##### Raw data
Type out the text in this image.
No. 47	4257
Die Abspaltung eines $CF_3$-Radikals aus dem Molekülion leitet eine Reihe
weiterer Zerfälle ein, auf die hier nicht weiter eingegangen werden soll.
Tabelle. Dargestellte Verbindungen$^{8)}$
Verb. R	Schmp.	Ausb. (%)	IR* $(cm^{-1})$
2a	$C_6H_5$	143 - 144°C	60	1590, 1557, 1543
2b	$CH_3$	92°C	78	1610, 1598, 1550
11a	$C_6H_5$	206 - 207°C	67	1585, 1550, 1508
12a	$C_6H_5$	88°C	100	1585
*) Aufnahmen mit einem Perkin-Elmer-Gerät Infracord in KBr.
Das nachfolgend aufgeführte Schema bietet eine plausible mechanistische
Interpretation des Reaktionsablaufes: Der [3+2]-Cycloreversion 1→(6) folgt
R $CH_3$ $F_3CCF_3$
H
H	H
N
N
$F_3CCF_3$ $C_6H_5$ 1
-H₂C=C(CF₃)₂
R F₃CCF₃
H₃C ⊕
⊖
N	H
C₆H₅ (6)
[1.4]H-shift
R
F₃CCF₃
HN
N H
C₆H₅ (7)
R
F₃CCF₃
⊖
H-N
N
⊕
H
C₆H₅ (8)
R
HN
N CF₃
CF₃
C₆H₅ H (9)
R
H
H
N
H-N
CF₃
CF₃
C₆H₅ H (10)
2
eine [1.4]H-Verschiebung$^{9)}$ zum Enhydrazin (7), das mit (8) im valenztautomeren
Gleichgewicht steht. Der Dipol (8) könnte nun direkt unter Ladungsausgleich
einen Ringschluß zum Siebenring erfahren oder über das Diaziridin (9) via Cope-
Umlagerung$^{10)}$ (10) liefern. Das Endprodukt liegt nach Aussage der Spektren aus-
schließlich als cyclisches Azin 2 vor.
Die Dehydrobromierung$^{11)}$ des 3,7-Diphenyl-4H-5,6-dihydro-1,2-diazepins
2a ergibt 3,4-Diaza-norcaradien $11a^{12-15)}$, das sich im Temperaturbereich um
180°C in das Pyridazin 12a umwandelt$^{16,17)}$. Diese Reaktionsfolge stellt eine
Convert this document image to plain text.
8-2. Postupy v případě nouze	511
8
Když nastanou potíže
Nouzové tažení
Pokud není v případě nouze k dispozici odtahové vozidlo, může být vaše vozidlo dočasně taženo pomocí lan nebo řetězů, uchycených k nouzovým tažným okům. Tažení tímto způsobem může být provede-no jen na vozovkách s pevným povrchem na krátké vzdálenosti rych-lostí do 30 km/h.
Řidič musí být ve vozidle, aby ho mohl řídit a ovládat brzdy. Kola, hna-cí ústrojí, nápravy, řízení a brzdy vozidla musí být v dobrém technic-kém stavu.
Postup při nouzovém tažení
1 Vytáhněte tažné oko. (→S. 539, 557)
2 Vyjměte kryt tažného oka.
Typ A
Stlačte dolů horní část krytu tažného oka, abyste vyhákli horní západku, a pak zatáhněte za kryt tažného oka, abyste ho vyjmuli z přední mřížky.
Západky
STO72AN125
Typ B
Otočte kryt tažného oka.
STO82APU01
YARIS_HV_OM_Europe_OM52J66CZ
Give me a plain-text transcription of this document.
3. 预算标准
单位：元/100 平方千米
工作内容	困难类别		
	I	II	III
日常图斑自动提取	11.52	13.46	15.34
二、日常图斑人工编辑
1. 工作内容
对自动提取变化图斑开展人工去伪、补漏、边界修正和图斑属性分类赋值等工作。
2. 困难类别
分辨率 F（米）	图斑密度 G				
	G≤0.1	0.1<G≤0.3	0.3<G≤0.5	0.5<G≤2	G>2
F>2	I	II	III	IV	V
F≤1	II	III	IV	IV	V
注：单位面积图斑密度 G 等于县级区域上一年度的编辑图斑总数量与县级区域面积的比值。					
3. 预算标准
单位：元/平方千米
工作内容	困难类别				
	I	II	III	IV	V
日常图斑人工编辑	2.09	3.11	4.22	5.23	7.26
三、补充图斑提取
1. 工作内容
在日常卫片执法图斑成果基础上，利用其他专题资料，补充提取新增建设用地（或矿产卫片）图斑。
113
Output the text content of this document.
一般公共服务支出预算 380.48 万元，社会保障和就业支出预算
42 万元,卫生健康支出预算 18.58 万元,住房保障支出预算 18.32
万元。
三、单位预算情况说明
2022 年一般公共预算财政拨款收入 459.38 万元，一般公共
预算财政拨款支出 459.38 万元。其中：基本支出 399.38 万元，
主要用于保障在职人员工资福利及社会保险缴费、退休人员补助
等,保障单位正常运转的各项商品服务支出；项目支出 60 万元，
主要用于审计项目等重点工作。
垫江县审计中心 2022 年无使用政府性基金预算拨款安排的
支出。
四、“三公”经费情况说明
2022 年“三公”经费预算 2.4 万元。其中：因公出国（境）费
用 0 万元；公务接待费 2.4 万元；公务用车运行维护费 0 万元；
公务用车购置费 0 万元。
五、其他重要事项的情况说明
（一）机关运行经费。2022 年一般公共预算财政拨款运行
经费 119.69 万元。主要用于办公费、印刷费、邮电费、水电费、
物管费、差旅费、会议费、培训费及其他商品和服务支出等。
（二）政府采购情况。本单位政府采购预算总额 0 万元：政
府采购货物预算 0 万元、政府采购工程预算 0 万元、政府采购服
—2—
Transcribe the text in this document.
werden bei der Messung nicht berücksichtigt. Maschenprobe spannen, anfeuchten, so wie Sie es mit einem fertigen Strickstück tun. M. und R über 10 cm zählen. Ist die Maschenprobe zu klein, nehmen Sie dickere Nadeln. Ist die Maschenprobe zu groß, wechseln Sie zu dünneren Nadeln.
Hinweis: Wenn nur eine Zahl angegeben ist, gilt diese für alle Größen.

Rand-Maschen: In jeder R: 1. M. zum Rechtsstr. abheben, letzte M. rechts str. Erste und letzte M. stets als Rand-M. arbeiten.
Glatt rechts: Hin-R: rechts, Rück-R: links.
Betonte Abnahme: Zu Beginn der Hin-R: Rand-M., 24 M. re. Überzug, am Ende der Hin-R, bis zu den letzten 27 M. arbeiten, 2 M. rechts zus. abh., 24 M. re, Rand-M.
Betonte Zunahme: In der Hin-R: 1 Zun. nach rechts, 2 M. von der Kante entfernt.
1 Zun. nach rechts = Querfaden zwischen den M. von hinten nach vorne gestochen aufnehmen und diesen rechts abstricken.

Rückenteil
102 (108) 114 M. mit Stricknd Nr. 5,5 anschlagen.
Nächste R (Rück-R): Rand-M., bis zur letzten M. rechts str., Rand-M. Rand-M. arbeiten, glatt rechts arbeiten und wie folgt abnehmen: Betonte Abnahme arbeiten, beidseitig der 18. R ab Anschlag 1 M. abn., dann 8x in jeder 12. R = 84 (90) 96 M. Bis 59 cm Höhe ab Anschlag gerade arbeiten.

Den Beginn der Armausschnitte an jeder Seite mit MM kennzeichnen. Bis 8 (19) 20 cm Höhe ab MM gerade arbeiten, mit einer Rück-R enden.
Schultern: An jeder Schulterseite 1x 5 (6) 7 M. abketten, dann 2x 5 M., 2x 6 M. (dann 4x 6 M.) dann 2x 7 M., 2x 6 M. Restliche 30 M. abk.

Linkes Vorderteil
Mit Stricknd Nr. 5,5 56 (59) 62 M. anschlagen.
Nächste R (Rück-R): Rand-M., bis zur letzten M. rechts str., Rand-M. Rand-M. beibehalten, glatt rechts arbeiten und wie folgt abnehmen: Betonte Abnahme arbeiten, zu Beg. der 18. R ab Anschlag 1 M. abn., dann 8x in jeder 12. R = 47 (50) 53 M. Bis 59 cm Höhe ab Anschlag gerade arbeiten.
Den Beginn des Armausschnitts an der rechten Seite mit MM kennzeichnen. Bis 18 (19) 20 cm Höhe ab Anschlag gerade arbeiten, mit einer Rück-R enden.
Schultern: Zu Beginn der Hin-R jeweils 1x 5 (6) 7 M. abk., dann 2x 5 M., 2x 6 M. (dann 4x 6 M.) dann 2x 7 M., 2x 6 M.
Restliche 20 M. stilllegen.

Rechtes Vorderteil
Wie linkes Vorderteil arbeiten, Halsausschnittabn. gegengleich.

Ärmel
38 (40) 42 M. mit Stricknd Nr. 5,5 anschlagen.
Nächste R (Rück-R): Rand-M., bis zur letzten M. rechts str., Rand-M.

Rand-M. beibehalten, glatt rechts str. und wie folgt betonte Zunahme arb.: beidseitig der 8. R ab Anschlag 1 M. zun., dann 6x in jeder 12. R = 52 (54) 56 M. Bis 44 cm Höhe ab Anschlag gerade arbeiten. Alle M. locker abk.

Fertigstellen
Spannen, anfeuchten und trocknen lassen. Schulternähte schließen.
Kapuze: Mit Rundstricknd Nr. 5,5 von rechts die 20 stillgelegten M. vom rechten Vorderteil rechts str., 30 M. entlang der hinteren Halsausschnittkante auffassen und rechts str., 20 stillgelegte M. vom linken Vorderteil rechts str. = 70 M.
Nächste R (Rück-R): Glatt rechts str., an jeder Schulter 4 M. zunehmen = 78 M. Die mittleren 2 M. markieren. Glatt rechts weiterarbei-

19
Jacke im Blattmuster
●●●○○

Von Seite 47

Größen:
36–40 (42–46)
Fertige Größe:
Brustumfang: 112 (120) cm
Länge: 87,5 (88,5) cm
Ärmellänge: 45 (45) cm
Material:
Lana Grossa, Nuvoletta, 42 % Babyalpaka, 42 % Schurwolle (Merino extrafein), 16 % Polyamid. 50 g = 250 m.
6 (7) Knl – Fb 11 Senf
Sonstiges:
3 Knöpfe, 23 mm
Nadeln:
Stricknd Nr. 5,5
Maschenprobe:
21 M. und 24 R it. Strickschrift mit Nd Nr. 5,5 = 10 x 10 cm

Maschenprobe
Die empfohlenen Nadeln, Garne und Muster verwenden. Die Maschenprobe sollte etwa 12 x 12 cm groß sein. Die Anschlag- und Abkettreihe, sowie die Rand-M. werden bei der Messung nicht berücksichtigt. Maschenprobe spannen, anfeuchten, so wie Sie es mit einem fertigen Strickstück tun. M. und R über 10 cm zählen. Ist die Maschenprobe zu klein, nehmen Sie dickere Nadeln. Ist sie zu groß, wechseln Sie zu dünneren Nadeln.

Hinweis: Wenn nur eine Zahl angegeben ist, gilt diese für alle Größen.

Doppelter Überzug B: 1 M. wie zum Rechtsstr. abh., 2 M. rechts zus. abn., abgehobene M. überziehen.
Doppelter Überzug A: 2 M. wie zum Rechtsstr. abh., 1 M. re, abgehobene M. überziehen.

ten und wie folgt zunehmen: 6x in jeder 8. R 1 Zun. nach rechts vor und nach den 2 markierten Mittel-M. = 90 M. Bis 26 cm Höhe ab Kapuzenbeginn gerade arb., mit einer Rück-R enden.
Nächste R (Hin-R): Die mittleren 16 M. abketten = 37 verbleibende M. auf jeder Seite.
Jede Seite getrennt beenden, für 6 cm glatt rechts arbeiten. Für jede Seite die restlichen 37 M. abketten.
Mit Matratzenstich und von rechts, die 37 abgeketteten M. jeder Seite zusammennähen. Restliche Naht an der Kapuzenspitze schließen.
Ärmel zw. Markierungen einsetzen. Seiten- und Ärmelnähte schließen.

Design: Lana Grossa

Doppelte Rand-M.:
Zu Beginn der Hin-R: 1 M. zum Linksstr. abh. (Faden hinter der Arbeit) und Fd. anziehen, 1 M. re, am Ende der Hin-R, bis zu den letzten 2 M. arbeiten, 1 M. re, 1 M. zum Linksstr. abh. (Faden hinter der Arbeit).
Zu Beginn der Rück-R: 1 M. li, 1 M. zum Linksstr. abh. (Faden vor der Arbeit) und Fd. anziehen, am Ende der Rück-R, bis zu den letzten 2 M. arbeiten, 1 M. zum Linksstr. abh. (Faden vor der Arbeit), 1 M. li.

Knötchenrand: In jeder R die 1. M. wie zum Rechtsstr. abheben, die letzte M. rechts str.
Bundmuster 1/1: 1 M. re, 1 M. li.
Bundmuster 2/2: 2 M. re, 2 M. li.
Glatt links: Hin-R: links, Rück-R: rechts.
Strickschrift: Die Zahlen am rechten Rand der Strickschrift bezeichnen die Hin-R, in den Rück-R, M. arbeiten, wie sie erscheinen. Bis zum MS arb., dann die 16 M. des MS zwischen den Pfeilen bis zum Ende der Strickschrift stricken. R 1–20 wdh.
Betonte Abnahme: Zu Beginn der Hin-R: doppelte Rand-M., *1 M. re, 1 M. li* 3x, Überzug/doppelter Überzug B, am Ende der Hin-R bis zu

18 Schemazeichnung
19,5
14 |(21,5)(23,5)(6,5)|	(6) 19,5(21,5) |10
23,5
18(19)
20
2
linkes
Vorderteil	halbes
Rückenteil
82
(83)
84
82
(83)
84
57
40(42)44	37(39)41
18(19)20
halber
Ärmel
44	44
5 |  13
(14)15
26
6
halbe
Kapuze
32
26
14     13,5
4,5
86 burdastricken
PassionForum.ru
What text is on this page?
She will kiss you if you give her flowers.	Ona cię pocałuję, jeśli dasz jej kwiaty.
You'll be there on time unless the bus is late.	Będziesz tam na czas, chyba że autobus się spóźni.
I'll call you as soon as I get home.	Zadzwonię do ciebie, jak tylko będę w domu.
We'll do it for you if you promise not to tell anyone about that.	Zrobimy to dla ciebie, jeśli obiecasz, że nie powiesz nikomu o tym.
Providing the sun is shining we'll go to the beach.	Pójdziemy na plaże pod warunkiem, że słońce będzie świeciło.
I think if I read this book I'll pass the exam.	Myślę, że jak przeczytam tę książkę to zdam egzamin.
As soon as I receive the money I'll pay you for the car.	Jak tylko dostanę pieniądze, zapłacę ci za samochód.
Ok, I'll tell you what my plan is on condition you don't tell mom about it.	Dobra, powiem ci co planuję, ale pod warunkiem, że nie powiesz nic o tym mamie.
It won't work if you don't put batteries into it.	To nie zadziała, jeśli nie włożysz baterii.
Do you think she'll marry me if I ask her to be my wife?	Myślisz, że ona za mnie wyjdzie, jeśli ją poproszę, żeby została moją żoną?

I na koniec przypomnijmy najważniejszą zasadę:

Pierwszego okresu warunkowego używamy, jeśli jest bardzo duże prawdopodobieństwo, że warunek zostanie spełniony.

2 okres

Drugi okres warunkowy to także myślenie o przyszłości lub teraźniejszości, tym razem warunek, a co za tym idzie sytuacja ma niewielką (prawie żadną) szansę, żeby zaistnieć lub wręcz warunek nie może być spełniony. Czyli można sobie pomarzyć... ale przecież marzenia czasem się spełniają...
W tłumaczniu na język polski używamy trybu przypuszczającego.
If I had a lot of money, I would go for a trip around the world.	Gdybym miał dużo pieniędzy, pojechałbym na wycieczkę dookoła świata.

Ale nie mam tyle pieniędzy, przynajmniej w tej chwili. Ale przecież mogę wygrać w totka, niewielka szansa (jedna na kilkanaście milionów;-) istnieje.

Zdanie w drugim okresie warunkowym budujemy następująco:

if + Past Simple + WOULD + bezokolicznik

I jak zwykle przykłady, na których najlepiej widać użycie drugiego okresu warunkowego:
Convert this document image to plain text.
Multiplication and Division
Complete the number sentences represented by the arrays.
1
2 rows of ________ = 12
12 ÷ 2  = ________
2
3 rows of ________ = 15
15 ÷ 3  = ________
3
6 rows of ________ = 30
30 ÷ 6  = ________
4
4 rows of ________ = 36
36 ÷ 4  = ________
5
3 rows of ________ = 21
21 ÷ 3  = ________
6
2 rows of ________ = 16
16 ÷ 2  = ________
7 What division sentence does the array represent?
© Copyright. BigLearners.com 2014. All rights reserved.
##########
» **Stated goal**: Whichever lines contain the string "Vorderteil", select and copy them.

» **Written answer**:
Linkes Vorderteil
Rechtes Vorderteil
Wie linkes Vorderteil arbeiten, Halsausschnittabn. gegengleich.
Kapuze: Mit Rundstricknd Nr. 5,5 von rechts die 20 stillgelegten M. vom rechten Vorderteil rechts str., 30 M. entlang der hinteren Halsausschnittkante auffassen und rechts str., 20 stillgelegte M. vom linken Vorderteil rechts str. = 70 M.
Vorderteil	halbes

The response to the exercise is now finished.